Dataset entries
☆ ☆ ☆ ☆ ☆ ☆ ☆

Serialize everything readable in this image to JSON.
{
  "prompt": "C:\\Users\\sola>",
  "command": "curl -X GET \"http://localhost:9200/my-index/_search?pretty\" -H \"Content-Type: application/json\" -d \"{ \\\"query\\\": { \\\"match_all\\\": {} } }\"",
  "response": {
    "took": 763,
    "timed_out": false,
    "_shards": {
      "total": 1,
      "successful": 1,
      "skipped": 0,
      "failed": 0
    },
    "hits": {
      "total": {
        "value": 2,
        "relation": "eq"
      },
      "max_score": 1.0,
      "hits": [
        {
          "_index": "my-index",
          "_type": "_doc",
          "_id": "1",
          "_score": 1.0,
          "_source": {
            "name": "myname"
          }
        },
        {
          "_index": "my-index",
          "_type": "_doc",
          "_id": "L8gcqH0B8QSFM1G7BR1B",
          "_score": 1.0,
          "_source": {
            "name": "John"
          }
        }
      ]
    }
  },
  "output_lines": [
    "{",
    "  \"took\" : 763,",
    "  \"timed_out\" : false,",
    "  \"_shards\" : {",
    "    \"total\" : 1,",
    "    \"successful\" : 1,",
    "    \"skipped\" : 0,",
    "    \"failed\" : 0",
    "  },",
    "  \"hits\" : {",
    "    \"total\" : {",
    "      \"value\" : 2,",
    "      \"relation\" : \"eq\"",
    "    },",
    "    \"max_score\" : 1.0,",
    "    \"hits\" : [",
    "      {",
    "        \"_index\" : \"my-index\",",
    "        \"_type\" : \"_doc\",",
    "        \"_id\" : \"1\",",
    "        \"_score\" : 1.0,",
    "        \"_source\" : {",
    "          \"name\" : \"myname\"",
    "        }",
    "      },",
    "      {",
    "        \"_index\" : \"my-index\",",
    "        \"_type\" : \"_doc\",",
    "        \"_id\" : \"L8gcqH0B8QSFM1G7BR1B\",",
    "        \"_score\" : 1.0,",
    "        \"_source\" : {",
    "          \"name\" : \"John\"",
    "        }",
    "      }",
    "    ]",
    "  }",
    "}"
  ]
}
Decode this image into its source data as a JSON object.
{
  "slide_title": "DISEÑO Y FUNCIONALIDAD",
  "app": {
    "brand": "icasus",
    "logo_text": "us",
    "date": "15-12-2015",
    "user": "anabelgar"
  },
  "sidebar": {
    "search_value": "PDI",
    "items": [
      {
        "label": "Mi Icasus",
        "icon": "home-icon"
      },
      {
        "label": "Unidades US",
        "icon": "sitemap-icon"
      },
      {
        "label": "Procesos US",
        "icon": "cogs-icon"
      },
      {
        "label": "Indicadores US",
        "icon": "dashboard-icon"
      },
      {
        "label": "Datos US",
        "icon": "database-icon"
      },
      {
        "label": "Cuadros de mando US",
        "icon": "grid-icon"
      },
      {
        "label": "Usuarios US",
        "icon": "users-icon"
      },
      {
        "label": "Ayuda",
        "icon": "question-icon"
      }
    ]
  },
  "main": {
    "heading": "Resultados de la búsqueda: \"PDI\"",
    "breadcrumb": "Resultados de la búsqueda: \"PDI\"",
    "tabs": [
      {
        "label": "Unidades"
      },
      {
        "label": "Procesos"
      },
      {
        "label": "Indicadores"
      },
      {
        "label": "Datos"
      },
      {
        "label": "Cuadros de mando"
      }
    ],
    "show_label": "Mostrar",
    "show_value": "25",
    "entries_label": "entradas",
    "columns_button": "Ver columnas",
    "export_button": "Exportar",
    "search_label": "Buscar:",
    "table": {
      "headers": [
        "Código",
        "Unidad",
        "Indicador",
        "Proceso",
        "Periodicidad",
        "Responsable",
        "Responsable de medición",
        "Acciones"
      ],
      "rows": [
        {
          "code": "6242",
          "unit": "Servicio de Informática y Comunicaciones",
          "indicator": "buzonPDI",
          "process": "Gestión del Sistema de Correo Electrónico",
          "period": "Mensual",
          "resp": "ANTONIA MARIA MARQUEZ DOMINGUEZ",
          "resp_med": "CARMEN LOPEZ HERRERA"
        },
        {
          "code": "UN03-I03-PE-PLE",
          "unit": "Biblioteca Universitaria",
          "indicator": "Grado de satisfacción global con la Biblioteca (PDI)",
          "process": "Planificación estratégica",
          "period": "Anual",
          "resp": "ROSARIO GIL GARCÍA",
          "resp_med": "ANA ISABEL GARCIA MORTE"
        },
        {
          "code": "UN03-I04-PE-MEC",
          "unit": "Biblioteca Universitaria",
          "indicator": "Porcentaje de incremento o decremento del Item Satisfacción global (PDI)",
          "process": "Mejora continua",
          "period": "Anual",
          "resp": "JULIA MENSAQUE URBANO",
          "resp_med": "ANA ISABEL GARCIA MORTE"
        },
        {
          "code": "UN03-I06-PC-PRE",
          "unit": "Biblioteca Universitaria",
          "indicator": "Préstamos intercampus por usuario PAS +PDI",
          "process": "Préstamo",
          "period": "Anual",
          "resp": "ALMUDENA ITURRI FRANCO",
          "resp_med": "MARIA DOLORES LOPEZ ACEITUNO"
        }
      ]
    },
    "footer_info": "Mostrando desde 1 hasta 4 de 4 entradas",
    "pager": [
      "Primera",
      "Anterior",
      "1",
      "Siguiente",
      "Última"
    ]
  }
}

☆ ☆ ☆ ☆ ☆ ☆ ☆

TO DO
Write the entries again, exactly as they stand.

RESULT FOR THIS TASK
Serialize everything readable in this image to JSON.
{
  "prompt": "C:\\Users\\sola>",
  "command": "curl -X GET \"http://localhost:9200/my-index/_search?pretty\" -H \"Content-Type: application/json\" -d \"{ \\\"query\\\": { \\\"match_all\\\": {} } }\"",
  "response": {
    "took": 763,
    "timed_out": false,
    "_shards": {
      "total": 1,
      "successful": 1,
      "skipped": 0,
      "failed": 0
    },
    "hits": {
      "total": {
        "value": 2,
        "relation": "eq"
      },
      "max_score": 1.0,
      "hits": [
        {
          "_index": "my-index",
          "_type": "_doc",
          "_id": "1",
          "_score": 1.0,
          "_source": {
            "name": "myname"
          }
        },
        {
          "_index": "my-index",
          "_type": "_doc",
          "_id": "L8gcqH0B8QSFM1G7BR1B",
          "_score": 1.0,
          "_source": {
            "name": "John"
          }
        }
      ]
    }
  },
  "output_lines": [
    "{",
    "  \"took\" : 763,",
    "  \"timed_out\" : false,",
    "  \"_shards\" : {",
    "    \"total\" : 1,",
    "    \"successful\" : 1,",
    "    \"skipped\" : 0,",
    "    \"failed\" : 0",
    "  },",
    "  \"hits\" : {",
    "    \"total\" : {",
    "      \"value\" : 2,",
    "      \"relation\" : \"eq\"",
    "    },",
    "    \"max_score\" : 1.0,",
    "    \"hits\" : [",
    "      {",
    "        \"_index\" : \"my-index\",",
    "        \"_type\" : \"_doc\",",
    "        \"_id\" : \"1\",",
    "        \"_score\" : 1.0,",
    "        \"_source\" : {",
    "          \"name\" : \"myname\"",
    "        }",
    "      },",
    "      {",
    "        \"_index\" : \"my-index\",",
    "        \"_type\" : \"_doc\",",
    "        \"_id\" : \"L8gcqH0B8QSFM1G7BR1B\",",
    "        \"_score\" : 1.0,",
    "        \"_source\" : {",
    "          \"name\" : \"John\"",
    "        }",
    "      }",
    "    ]",
    "  }",
    "}"
  ]
}
Decode this image into its source data as a JSON object.
{
  "slide_title": "DISEÑO Y FUNCIONALIDAD",
  "app": {
    "brand": "icasus",
    "logo_text": "us",
    "date": "15-12-2015",
    "user": "anabelgar"
  },
  "sidebar": {
    "search_value": "PDI",
    "items": [
      {
        "label": "Mi Icasus",
        "icon": "home-icon"
      },
      {
        "label": "Unidades US",
        "icon": "sitemap-icon"
      },
      {
        "label": "Procesos US",
        "icon": "cogs-icon"
      },
      {
        "label": "Indicadores US",
        "icon": "dashboard-icon"
      },
      {
        "label": "Datos US",
        "icon": "database-icon"
      },
      {
        "label": "Cuadros de mando US",
        "icon": "grid-icon"
      },
      {
        "label": "Usuarios US",
        "icon": "users-icon"
      },
      {
        "label": "Ayuda",
        "icon": "question-icon"
      }
    ]
  },
  "main": {
    "heading": "Resultados de la búsqueda: \"PDI\"",
    "breadcrumb": "Resultados de la búsqueda: \"PDI\"",
    "tabs": [
      {
        "label": "Unidades"
      },
      {
        "label": "Procesos"
      },
      {
        "label": "Indicadores"
      },
      {
        "label": "Datos"
      },
      {
        "label": "Cuadros de mando"
      }
    ],
    "show_label": "Mostrar",
    "show_value": "25",
    "entries_label": "entradas",
    "columns_button": "Ver columnas",
    "export_button": "Exportar",
    "search_label": "Buscar:",
    "table": {
      "headers": [
        "Código",
        "Unidad",
        "Indicador",
        "Proceso",
        "Periodicidad",
        "Responsable",
        "Responsable de medición",
        "Acciones"
      ],
      "rows": [
        {
          "code": "6242",
          "unit": "Servicio de Informática y Comunicaciones",
          "indicator": "buzonPDI",
          "process": "Gestión del Sistema de Correo Electrónico",
          "period": "Mensual",
          "resp": "ANTONIA MARIA MARQUEZ DOMINGUEZ",
          "resp_med": "CARMEN LOPEZ HERRERA"
        },
        {
          "code": "UN03-I03-PE-PLE",
          "unit": "Biblioteca Universitaria",
          "indicator": "Grado de satisfacción global con la Biblioteca (PDI)",
          "process": "Planificación estratégica",
          "period": "Anual",
          "resp": "ROSARIO GIL GARCÍA",
          "resp_med": "ANA ISABEL GARCIA MORTE"
        },
        {
          "code": "UN03-I04-PE-MEC",
          "unit": "Biblioteca Universitaria",
          "indicator": "Porcentaje de incremento o decremento del Item Satisfacción global (PDI)",
          "process": "Mejora continua",
          "period": "Anual",
          "resp": "JULIA MENSAQUE URBANO",
          "resp_med": "ANA ISABEL GARCIA MORTE"
        },
        {
          "code": "UN03-I06-PC-PRE",
          "unit": "Biblioteca Universitaria",
          "indicator": "Préstamos intercampus por usuario PAS +PDI",
          "process": "Préstamo",
          "period": "Anual",
          "resp": "ALMUDENA ITURRI FRANCO",
          "resp_med": "MARIA DOLORES LOPEZ ACEITUNO"
        }
      ]
    },
    "footer_info": "Mostrando desde 1 hasta 4 de 4 entradas",
    "pager": [
      "Primera",
      "Anterior",
      "1",
      "Siguiente",
      "Última"
    ]
  }
}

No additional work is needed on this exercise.